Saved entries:
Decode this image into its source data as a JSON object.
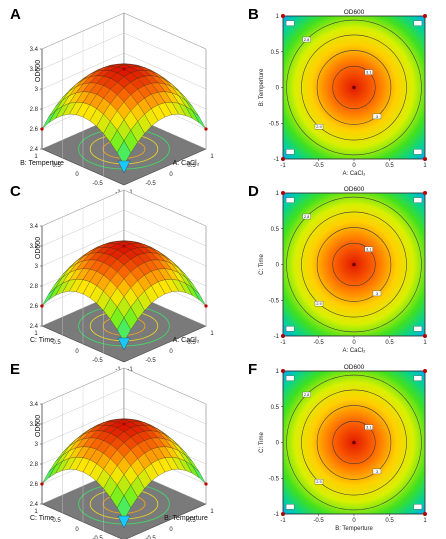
{
  "figure": {
    "panels": [
      {
        "letter": "A",
        "kind": "surface",
        "z_label": "OD600",
        "x_label": "A: CaCl₂",
        "y_label": "B: Temperture",
        "z_ticks": [
          "2.4",
          "2.6",
          "2.8",
          "3",
          "3.2",
          "3.4"
        ],
        "xy_ticks": [
          "-1",
          "-0.5",
          "0",
          "0.5",
          "1"
        ]
      },
      {
        "letter": "B",
        "kind": "contour",
        "title": "OD600",
        "x_label": "A: CaCl₂",
        "y_label": "B: Temperture",
        "ticks": [
          "-1",
          "-0.5",
          "0",
          "0.5",
          "1"
        ]
      },
      {
        "letter": "C",
        "kind": "surface",
        "z_label": "OD600",
        "x_label": "A: CaCl₂",
        "y_label": "C: Time",
        "z_ticks": [
          "2.4",
          "2.6",
          "2.8",
          "3",
          "3.2",
          "3.4"
        ],
        "xy_ticks": [
          "-1",
          "-0.5",
          "0",
          "0.5",
          "1"
        ]
      },
      {
        "letter": "D",
        "kind": "contour",
        "title": "OD600",
        "x_label": "A: CaCl₂",
        "y_label": "C: Time",
        "ticks": [
          "-1",
          "-0.5",
          "0",
          "0.5",
          "1"
        ]
      },
      {
        "letter": "E",
        "kind": "surface",
        "z_label": "OD600",
        "x_label": "B: Temperture",
        "y_label": "C: Time",
        "z_ticks": [
          "2.4",
          "2.6",
          "2.8",
          "3",
          "3.2",
          "3.4"
        ],
        "xy_ticks": [
          "-1",
          "-0.5",
          "0",
          "0.5",
          "1"
        ]
      },
      {
        "letter": "F",
        "kind": "contour",
        "title": "OD600",
        "x_label": "B: Temperture",
        "y_label": "C: Time",
        "ticks": [
          "-1",
          "-0.5",
          "0",
          "0.5",
          "1"
        ]
      }
    ]
  },
  "chart_data": [
    {
      "type": "surface",
      "panel": "A",
      "x": "A: CaCl₂",
      "y": "B: Temperture",
      "z": "OD600",
      "xlim": [
        -1,
        1
      ],
      "ylim": [
        -1,
        1
      ],
      "zlim": [
        2.4,
        3.4
      ],
      "peak": {
        "x": 0,
        "y": 0,
        "z": 3.2
      },
      "corner_z": 2.6,
      "colormap": [
        "#0080ff",
        "#00ff80",
        "#ffff00",
        "#ff8000",
        "#e00000"
      ]
    },
    {
      "type": "contour",
      "panel": "B",
      "title": "OD600",
      "x": "A: CaCl₂",
      "y": "B: Temperture",
      "xlim": [
        -1,
        1
      ],
      "ylim": [
        -1,
        1
      ],
      "center": {
        "x": 0,
        "y": 0
      },
      "contour_labels": [
        "2.8",
        "2.9",
        "3",
        "3.1"
      ],
      "grid": false
    },
    {
      "type": "surface",
      "panel": "C",
      "x": "A: CaCl₂",
      "y": "C: Time",
      "z": "OD600",
      "xlim": [
        -1,
        1
      ],
      "ylim": [
        -1,
        1
      ],
      "zlim": [
        2.4,
        3.4
      ],
      "peak": {
        "x": 0,
        "y": 0,
        "z": 3.2
      },
      "corner_z": 2.6
    },
    {
      "type": "contour",
      "panel": "D",
      "title": "OD600",
      "x": "A: CaCl₂",
      "y": "C: Time",
      "xlim": [
        -1,
        1
      ],
      "ylim": [
        -1,
        1
      ],
      "center": {
        "x": 0,
        "y": 0
      },
      "contour_labels": [
        "2.8",
        "2.9",
        "3",
        "3.1"
      ],
      "grid": false
    },
    {
      "type": "surface",
      "panel": "E",
      "x": "B: Temperture",
      "y": "C: Time",
      "z": "OD600",
      "xlim": [
        -1,
        1
      ],
      "ylim": [
        -1,
        1
      ],
      "zlim": [
        2.4,
        3.4
      ],
      "peak": {
        "x": 0,
        "y": 0,
        "z": 3.2
      },
      "corner_z": 2.6
    },
    {
      "type": "contour",
      "panel": "F",
      "title": "OD600",
      "x": "B: Temperture",
      "y": "C: Time",
      "xlim": [
        -1,
        1
      ],
      "ylim": [
        -1,
        1
      ],
      "center": {
        "x": 0,
        "y": 0
      },
      "contour_labels": [
        "2.8",
        "2.9",
        "3",
        "3.1"
      ],
      "grid": false
    }
  ]
}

**Set task:** Print every record above exactly as written, leaving out the pictures.

**Solution to this exercise:**
Decode this image into its source data as a JSON object.
{
  "figure": {
    "panels": [
      {
        "letter": "A",
        "kind": "surface",
        "z_label": "OD600",
        "x_label": "A: CaCl₂",
        "y_label": "B: Temperture",
        "z_ticks": [
          "2.4",
          "2.6",
          "2.8",
          "3",
          "3.2",
          "3.4"
        ],
        "xy_ticks": [
          "-1",
          "-0.5",
          "0",
          "0.5",
          "1"
        ]
      },
      {
        "letter": "B",
        "kind": "contour",
        "title": "OD600",
        "x_label": "A: CaCl₂",
        "y_label": "B: Temperture",
        "ticks": [
          "-1",
          "-0.5",
          "0",
          "0.5",
          "1"
        ]
      },
      {
        "letter": "C",
        "kind": "surface",
        "z_label": "OD600",
        "x_label": "A: CaCl₂",
        "y_label": "C: Time",
        "z_ticks": [
          "2.4",
          "2.6",
          "2.8",
          "3",
          "3.2",
          "3.4"
        ],
        "xy_ticks": [
          "-1",
          "-0.5",
          "0",
          "0.5",
          "1"
        ]
      },
      {
        "letter": "D",
        "kind": "contour",
        "title": "OD600",
        "x_label": "A: CaCl₂",
        "y_label": "C: Time",
        "ticks": [
          "-1",
          "-0.5",
          "0",
          "0.5",
          "1"
        ]
      },
      {
        "letter": "E",
        "kind": "surface",
        "z_label": "OD600",
        "x_label": "B: Temperture",
        "y_label": "C: Time",
        "z_ticks": [
          "2.4",
          "2.6",
          "2.8",
          "3",
          "3.2",
          "3.4"
        ],
        "xy_ticks": [
          "-1",
          "-0.5",
          "0",
          "0.5",
          "1"
        ]
      },
      {
        "letter": "F",
        "kind": "contour",
        "title": "OD600",
        "x_label": "B: Temperture",
        "y_label": "C: Time",
        "ticks": [
          "-1",
          "-0.5",
          "0",
          "0.5",
          "1"
        ]
      }
    ]
  },
  "chart_data": [
    {
      "type": "surface",
      "panel": "A",
      "x": "A: CaCl₂",
      "y": "B: Temperture",
      "z": "OD600",
      "xlim": [
        -1,
        1
      ],
      "ylim": [
        -1,
        1
      ],
      "zlim": [
        2.4,
        3.4
      ],
      "peak": {
        "x": 0,
        "y": 0,
        "z": 3.2
      },
      "corner_z": 2.6,
      "colormap": [
        "#0080ff",
        "#00ff80",
        "#ffff00",
        "#ff8000",
        "#e00000"
      ]
    },
    {
      "type": "contour",
      "panel": "B",
      "title": "OD600",
      "x": "A: CaCl₂",
      "y": "B: Temperture",
      "xlim": [
        -1,
        1
      ],
      "ylim": [
        -1,
        1
      ],
      "center": {
        "x": 0,
        "y": 0
      },
      "contour_labels": [
        "2.8",
        "2.9",
        "3",
        "3.1"
      ],
      "grid": false
    },
    {
      "type": "surface",
      "panel": "C",
      "x": "A: CaCl₂",
      "y": "C: Time",
      "z": "OD600",
      "xlim": [
        -1,
        1
      ],
      "ylim": [
        -1,
        1
      ],
      "zlim": [
        2.4,
        3.4
      ],
      "peak": {
        "x": 0,
        "y": 0,
        "z": 3.2
      },
      "corner_z": 2.6
    },
    {
      "type": "contour",
      "panel": "D",
      "title": "OD600",
      "x": "A: CaCl₂",
      "y": "C: Time",
      "xlim": [
        -1,
        1
      ],
      "ylim": [
        -1,
        1
      ],
      "center": {
        "x": 0,
        "y": 0
      },
      "contour_labels": [
        "2.8",
        "2.9",
        "3",
        "3.1"
      ],
      "grid": false
    },
    {
      "type": "surface",
      "panel": "E",
      "x": "B: Temperture",
      "y": "C: Time",
      "z": "OD600",
      "xlim": [
        -1,
        1
      ],
      "ylim": [
        -1,
        1
      ],
      "zlim": [
        2.4,
        3.4
      ],
      "peak": {
        "x": 0,
        "y": 0,
        "z": 3.2
      },
      "corner_z": 2.6
    },
    {
      "type": "contour",
      "panel": "F",
      "title": "OD600",
      "x": "B: Temperture",
      "y": "C: Time",
      "xlim": [
        -1,
        1
      ],
      "ylim": [
        -1,
        1
      ],
      "center": {
        "x": 0,
        "y": 0
      },
      "contour_labels": [
        "2.8",
        "2.9",
        "3",
        "3.1"
      ],
      "grid": false
    }
  ]
}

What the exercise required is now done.